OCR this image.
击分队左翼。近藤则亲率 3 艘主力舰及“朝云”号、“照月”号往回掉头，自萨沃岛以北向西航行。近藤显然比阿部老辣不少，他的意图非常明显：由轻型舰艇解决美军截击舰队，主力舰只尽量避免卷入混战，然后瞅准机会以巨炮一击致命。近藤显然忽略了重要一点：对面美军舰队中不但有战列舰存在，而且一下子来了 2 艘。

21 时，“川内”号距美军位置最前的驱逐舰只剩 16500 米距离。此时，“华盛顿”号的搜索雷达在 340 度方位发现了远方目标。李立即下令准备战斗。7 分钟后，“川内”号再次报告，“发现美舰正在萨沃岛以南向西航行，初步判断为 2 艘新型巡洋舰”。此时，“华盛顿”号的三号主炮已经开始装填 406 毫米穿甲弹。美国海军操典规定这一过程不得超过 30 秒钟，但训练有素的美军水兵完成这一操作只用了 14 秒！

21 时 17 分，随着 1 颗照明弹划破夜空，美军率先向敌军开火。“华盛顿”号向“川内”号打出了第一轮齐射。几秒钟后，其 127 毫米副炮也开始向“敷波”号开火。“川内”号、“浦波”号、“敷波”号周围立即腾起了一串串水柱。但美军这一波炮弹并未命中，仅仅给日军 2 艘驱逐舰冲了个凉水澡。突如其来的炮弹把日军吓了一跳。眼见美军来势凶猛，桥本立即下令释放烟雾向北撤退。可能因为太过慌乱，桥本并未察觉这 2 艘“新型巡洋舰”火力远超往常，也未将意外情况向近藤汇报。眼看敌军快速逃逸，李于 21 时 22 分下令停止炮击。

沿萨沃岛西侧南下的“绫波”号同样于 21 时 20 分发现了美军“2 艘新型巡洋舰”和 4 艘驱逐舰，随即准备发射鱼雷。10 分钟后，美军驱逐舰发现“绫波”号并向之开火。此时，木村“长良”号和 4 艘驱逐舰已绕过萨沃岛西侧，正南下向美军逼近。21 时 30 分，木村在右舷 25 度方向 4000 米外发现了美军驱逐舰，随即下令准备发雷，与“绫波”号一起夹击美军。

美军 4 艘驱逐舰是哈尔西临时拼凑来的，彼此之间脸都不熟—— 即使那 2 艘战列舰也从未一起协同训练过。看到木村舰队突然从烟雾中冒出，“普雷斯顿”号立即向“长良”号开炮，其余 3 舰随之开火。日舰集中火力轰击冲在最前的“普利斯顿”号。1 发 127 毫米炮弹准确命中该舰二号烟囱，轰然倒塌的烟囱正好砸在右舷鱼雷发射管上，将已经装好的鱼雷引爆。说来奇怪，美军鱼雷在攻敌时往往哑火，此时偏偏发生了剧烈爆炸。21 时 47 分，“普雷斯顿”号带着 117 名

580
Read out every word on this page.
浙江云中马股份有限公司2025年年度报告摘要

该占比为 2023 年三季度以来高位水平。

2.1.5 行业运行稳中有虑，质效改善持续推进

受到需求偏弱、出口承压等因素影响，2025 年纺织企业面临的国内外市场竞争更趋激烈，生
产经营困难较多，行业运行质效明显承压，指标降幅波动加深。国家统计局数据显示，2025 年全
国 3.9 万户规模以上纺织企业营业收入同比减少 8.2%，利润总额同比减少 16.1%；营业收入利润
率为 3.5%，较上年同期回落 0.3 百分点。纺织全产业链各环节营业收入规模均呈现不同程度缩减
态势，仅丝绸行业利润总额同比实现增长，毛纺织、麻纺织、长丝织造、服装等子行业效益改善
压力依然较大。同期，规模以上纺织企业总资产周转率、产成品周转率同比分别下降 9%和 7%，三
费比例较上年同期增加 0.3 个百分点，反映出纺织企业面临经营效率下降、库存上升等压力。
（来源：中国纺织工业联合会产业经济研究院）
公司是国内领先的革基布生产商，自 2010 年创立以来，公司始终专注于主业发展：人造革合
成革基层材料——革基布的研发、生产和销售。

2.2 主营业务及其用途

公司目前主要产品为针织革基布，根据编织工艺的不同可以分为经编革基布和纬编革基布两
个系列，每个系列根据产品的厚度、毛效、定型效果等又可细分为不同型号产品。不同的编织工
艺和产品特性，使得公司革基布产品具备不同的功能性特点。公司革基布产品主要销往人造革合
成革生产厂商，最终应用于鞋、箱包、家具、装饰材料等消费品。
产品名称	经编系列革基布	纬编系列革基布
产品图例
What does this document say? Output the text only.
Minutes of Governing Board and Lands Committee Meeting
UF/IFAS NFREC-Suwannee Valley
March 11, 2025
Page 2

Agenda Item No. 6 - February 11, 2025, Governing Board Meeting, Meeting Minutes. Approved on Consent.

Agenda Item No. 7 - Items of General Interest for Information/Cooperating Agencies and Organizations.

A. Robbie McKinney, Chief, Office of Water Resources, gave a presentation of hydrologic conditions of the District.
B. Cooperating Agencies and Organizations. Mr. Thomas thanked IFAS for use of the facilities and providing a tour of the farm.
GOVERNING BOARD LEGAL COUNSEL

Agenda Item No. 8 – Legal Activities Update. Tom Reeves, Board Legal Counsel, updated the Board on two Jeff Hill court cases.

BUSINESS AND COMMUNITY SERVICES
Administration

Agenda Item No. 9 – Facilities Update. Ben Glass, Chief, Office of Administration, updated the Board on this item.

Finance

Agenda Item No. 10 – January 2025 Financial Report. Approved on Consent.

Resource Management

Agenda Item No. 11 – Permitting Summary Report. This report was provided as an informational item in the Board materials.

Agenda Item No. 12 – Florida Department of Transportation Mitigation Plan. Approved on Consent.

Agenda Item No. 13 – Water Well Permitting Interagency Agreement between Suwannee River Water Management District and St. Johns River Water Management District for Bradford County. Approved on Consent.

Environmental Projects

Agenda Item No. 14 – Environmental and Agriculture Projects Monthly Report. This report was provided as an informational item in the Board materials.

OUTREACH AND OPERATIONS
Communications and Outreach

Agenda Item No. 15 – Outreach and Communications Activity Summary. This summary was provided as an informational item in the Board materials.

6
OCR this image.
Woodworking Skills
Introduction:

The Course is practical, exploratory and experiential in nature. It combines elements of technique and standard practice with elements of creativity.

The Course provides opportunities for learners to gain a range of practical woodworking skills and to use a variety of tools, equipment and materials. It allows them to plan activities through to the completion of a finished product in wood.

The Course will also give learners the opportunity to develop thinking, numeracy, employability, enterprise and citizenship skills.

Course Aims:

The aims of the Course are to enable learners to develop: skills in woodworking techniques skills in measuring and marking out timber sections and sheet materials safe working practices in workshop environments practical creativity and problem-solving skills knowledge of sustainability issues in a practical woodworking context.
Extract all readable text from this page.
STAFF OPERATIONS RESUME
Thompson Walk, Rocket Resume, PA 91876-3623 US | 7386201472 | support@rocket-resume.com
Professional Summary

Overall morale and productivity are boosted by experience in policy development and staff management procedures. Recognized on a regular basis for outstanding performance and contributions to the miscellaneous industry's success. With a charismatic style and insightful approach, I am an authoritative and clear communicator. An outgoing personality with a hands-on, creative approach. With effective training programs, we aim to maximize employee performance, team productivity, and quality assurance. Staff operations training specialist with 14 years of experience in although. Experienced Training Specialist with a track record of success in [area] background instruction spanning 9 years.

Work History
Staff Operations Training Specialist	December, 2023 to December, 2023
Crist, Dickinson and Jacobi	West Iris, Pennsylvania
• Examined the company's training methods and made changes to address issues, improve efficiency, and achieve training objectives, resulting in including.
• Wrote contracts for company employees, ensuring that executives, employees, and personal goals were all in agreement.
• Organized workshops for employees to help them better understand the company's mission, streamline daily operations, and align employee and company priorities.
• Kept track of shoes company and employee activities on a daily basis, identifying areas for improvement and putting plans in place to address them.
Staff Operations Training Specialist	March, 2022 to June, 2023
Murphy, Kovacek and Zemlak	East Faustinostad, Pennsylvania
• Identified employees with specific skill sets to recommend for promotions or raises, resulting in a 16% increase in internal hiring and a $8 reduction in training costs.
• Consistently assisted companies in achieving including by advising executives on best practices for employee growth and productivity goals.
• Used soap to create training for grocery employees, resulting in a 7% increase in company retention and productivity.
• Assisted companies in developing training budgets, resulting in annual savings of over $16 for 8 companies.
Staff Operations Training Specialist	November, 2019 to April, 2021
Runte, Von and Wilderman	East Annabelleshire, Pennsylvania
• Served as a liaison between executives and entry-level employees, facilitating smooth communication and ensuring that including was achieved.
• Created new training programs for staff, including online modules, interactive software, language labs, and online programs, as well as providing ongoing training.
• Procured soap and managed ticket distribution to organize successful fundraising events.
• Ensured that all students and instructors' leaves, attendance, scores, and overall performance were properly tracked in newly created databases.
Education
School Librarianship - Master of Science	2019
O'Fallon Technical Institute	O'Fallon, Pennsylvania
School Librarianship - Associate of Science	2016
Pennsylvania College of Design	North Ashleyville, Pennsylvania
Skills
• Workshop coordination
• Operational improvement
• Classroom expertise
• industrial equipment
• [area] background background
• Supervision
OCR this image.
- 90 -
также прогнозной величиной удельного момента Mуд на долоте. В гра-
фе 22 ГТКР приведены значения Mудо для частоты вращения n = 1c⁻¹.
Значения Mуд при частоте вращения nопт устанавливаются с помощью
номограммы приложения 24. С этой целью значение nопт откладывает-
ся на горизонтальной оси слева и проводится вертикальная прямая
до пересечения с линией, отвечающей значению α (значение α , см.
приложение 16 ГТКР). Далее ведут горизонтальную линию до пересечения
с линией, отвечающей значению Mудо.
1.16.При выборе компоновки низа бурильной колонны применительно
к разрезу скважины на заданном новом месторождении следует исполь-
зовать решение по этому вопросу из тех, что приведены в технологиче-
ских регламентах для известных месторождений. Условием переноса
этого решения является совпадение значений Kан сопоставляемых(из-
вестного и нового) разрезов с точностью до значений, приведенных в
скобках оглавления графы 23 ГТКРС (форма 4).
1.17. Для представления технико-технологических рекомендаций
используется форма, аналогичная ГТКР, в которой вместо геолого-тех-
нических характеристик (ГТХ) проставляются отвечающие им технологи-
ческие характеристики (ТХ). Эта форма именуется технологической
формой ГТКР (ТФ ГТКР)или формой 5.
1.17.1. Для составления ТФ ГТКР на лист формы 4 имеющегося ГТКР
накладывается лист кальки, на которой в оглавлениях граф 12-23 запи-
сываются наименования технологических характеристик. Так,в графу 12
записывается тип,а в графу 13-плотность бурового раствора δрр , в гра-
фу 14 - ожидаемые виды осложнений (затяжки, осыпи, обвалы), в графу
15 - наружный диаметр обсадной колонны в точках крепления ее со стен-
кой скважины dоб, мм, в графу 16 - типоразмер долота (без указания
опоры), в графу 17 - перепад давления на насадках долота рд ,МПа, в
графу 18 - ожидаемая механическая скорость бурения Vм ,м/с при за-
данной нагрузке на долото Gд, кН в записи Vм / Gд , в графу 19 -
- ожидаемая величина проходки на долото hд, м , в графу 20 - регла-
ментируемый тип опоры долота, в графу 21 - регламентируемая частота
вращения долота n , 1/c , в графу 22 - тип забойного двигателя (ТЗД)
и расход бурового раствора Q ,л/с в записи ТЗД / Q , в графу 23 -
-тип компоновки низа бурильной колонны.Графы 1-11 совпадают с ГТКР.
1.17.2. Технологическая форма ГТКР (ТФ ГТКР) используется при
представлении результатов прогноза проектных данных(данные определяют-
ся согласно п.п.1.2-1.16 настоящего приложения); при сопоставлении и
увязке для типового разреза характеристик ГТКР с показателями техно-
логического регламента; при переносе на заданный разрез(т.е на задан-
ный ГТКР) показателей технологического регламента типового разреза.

Aim - Give the number of lines that carry the word "низа", with nothing added.

Output for this task - 2